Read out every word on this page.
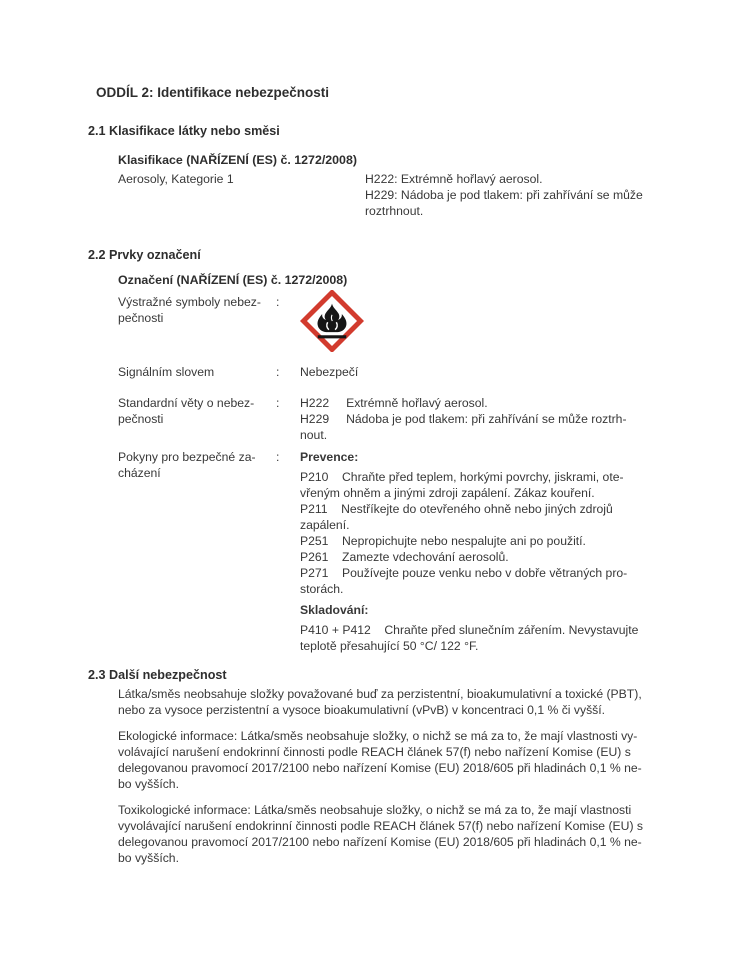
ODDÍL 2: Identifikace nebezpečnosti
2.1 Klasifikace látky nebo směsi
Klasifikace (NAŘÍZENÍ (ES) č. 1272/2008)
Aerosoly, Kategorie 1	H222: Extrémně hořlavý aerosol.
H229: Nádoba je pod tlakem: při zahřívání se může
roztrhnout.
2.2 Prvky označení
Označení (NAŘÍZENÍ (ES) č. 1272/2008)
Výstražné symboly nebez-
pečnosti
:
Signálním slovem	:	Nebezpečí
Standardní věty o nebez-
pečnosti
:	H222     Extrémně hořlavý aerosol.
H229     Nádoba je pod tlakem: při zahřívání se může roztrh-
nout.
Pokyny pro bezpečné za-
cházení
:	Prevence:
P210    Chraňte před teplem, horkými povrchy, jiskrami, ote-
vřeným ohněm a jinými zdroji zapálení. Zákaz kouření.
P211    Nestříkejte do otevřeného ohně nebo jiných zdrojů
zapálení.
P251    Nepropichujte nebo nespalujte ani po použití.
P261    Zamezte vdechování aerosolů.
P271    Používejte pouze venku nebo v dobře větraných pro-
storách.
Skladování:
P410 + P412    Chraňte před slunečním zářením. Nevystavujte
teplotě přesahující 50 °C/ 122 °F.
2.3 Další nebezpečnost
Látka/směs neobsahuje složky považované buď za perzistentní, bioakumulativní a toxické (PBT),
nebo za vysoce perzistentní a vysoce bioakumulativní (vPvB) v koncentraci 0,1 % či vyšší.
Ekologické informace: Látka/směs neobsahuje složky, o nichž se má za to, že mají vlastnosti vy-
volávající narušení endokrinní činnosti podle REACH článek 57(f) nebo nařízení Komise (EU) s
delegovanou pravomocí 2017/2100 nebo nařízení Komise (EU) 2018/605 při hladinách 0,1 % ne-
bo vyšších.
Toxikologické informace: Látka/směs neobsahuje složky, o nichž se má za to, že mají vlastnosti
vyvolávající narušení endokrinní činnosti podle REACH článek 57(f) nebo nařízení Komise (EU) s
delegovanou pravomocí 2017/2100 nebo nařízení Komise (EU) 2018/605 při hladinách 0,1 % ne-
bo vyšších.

----

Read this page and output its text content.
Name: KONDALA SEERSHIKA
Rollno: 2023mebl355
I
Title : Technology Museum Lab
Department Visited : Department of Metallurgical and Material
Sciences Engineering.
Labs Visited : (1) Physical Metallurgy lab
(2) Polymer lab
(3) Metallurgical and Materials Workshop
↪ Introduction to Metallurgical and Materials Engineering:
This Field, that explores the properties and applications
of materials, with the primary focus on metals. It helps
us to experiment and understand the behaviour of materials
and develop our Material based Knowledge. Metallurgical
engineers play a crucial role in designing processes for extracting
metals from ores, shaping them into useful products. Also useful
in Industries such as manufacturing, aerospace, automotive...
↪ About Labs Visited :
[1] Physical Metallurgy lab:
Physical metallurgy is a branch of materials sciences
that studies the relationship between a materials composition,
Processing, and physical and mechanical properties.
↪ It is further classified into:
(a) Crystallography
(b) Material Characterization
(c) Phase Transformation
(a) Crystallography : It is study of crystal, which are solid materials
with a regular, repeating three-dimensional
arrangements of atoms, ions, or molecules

----

**What to work on**
Show every line from the entries above in which "REACH" appears.

**Completed task**
volávající narušení endokrinní činnosti podle REACH článek 57(f) nebo nařízení Komise (EU) s
vyvolávající narušení endokrinní činnosti podle REACH článek 57(f) nebo nařízení Komise (EU) s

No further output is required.